REQUIREMENT:
Retype all material exactly. Pictures stay out of the copy.

━━━ AVAILABLE RECORDS

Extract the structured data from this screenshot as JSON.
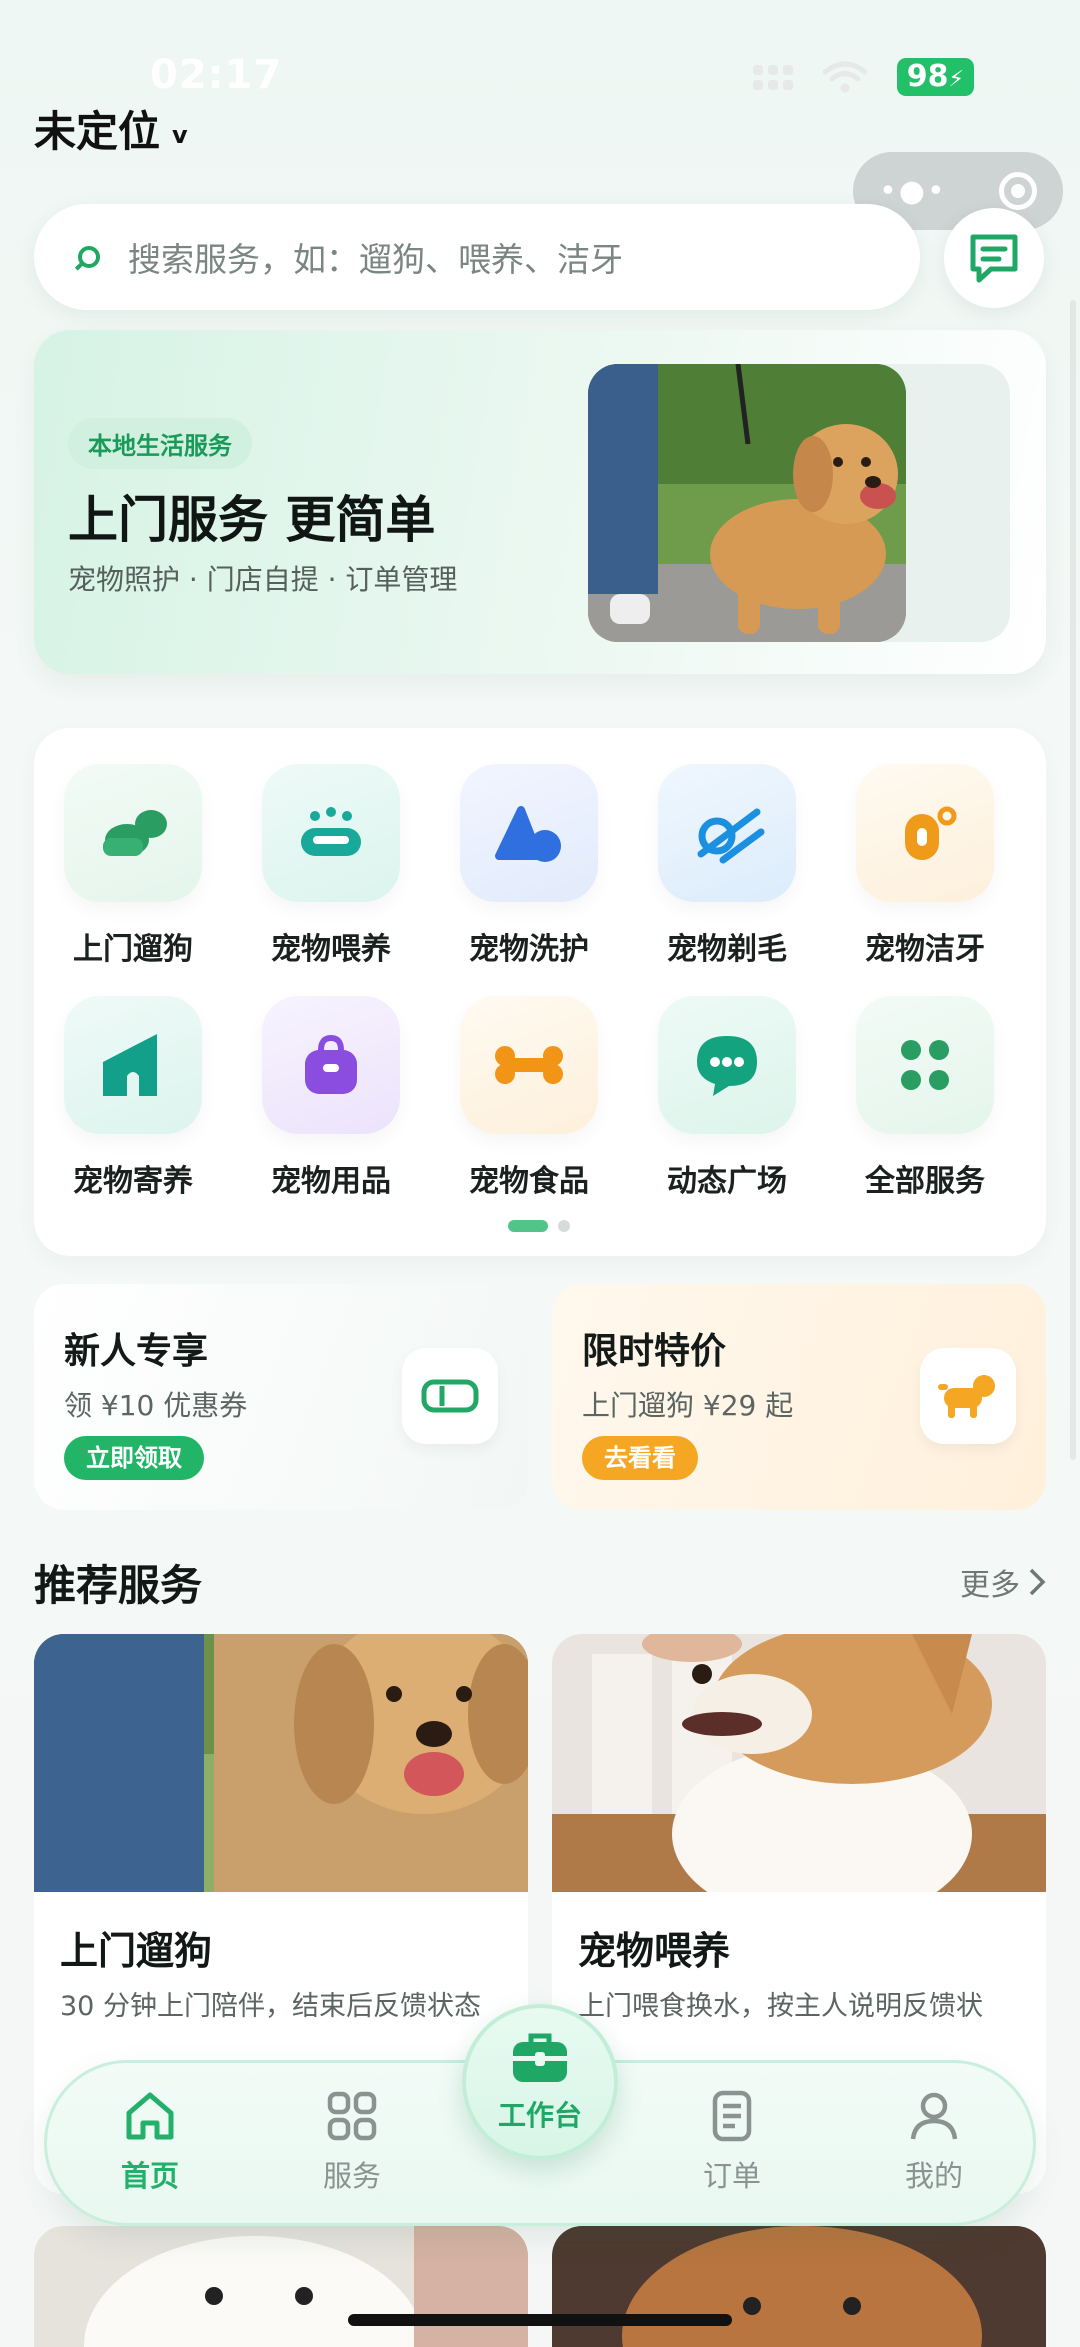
{
  "status_bar": {
    "time": "02:17",
    "battery": "98"
  },
  "location": {
    "label": "未定位"
  },
  "search": {
    "placeholder": "搜索服务，如：遛狗、喂养、洁牙"
  },
  "banner": {
    "tag": "本地生活服务",
    "title": "上门服务 更简单",
    "subtitle": "宠物照护 · 门店自提 · 订单管理"
  },
  "categories": [
    {
      "label": "上门遛狗",
      "icon": "dog-walk-icon",
      "color": "#2a9d63"
    },
    {
      "label": "宠物喂养",
      "icon": "pet-bowl-icon",
      "color": "#18a99a"
    },
    {
      "label": "宠物洗护",
      "icon": "bath-shapes-icon",
      "color": "#2f6fe0"
    },
    {
      "label": "宠物剃毛",
      "icon": "clipper-icon",
      "color": "#1b8fe0"
    },
    {
      "label": "宠物洁牙",
      "icon": "toothbrush-icon",
      "color": "#f09a1a"
    },
    {
      "label": "宠物寄养",
      "icon": "pet-house-icon",
      "color": "#13a08a"
    },
    {
      "label": "宠物用品",
      "icon": "bag-icon",
      "color": "#8a4de0"
    },
    {
      "label": "宠物食品",
      "icon": "bone-icon",
      "color": "#f29416"
    },
    {
      "label": "动态广场",
      "icon": "chat-bubble-icon",
      "color": "#14a37f"
    },
    {
      "label": "全部服务",
      "icon": "grid-dots-icon",
      "color": "#2a9d63"
    }
  ],
  "promos": {
    "new_user": {
      "title": "新人专享",
      "subtitle": "领 ¥10 优惠券",
      "button": "立即领取",
      "icon": "coupon-icon"
    },
    "limited": {
      "title": "限时特价",
      "subtitle": "上门遛狗 ¥29 起",
      "button": "去看看",
      "icon": "dog-icon"
    }
  },
  "recommend": {
    "title": "推荐服务",
    "more": "更多",
    "items": [
      {
        "title": "上门遛狗",
        "desc": "30 分钟上门陪伴，结束后反馈状态"
      },
      {
        "title": "宠物喂养",
        "desc": "上门喂食换水，按主人说明反馈状"
      }
    ]
  },
  "tabbar": {
    "items": [
      {
        "label": "首页",
        "icon": "home-icon",
        "active": true
      },
      {
        "label": "服务",
        "icon": "grid-icon",
        "active": false
      },
      {
        "label": "工作台",
        "icon": "briefcase-icon",
        "active": false
      },
      {
        "label": "订单",
        "icon": "order-list-icon",
        "active": false
      },
      {
        "label": "我的",
        "icon": "user-icon",
        "active": false
      }
    ]
  },
  "colors": {
    "accent": "#22b06a",
    "orange": "#f5a623"
  }
}
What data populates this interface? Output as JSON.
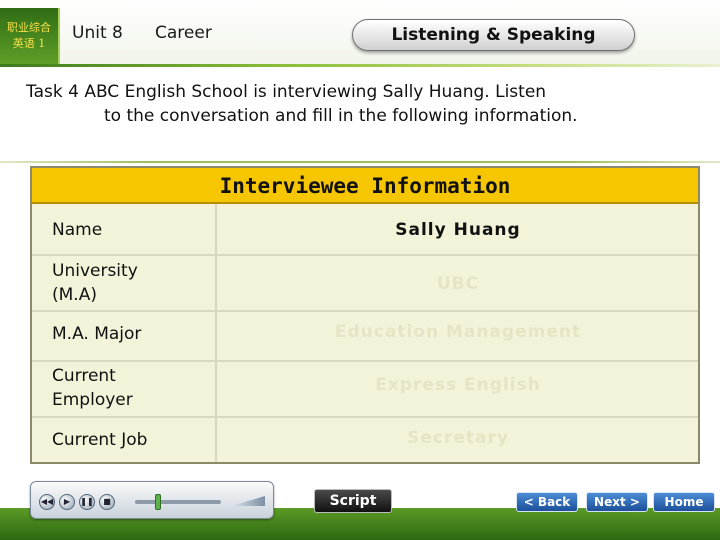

━━━━━━

FULL OUTPUT:
Extract the structured data from this screenshot as JSON.
{
  "status_bar": {
    "time": "02:17",
    "battery": "98"
  },
  "location": {
    "label": "未定位"
  },
  "search": {
    "placeholder": "搜索服务，如：遛狗、喂养、洁牙"
  },
  "banner": {
    "tag": "本地生活服务",
    "title": "上门服务 更简单",
    "subtitle": "宠物照护 · 门店自提 · 订单管理"
  },
  "categories": [
    {
      "label": "上门遛狗",
      "icon": "dog-walk-icon",
      "color": "#2a9d63"
    },
    {
      "label": "宠物喂养",
      "icon": "pet-bowl-icon",
      "color": "#18a99a"
    },
    {
      "label": "宠物洗护",
      "icon": "bath-shapes-icon",
      "color": "#2f6fe0"
    },
    {
      "label": "宠物剃毛",
      "icon": "clipper-icon",
      "color": "#1b8fe0"
    },
    {
      "label": "宠物洁牙",
      "icon": "toothbrush-icon",
      "color": "#f09a1a"
    },
    {
      "label": "宠物寄养",
      "icon": "pet-house-icon",
      "color": "#13a08a"
    },
    {
      "label": "宠物用品",
      "icon": "bag-icon",
      "color": "#8a4de0"
    },
    {
      "label": "宠物食品",
      "icon": "bone-icon",
      "color": "#f29416"
    },
    {
      "label": "动态广场",
      "icon": "chat-bubble-icon",
      "color": "#14a37f"
    },
    {
      "label": "全部服务",
      "icon": "grid-dots-icon",
      "color": "#2a9d63"
    }
  ],
  "promos": {
    "new_user": {
      "title": "新人专享",
      "subtitle": "领 ¥10 优惠券",
      "button": "立即领取",
      "icon": "coupon-icon"
    },
    "limited": {
      "title": "限时特价",
      "subtitle": "上门遛狗 ¥29 起",
      "button": "去看看",
      "icon": "dog-icon"
    }
  },
  "recommend": {
    "title": "推荐服务",
    "more": "更多",
    "items": [
      {
        "title": "上门遛狗",
        "desc": "30 分钟上门陪伴，结束后反馈状态"
      },
      {
        "title": "宠物喂养",
        "desc": "上门喂食换水，按主人说明反馈状"
      }
    ]
  },
  "tabbar": {
    "items": [
      {
        "label": "首页",
        "icon": "home-icon",
        "active": true
      },
      {
        "label": "服务",
        "icon": "grid-icon",
        "active": false
      },
      {
        "label": "工作台",
        "icon": "briefcase-icon",
        "active": false
      },
      {
        "label": "订单",
        "icon": "order-list-icon",
        "active": false
      },
      {
        "label": "我的",
        "icon": "user-icon",
        "active": false
      }
    ]
  },
  "colors": {
    "accent": "#22b06a",
    "orange": "#f5a623"
  }
}
What data populates this interface? Output as JSON.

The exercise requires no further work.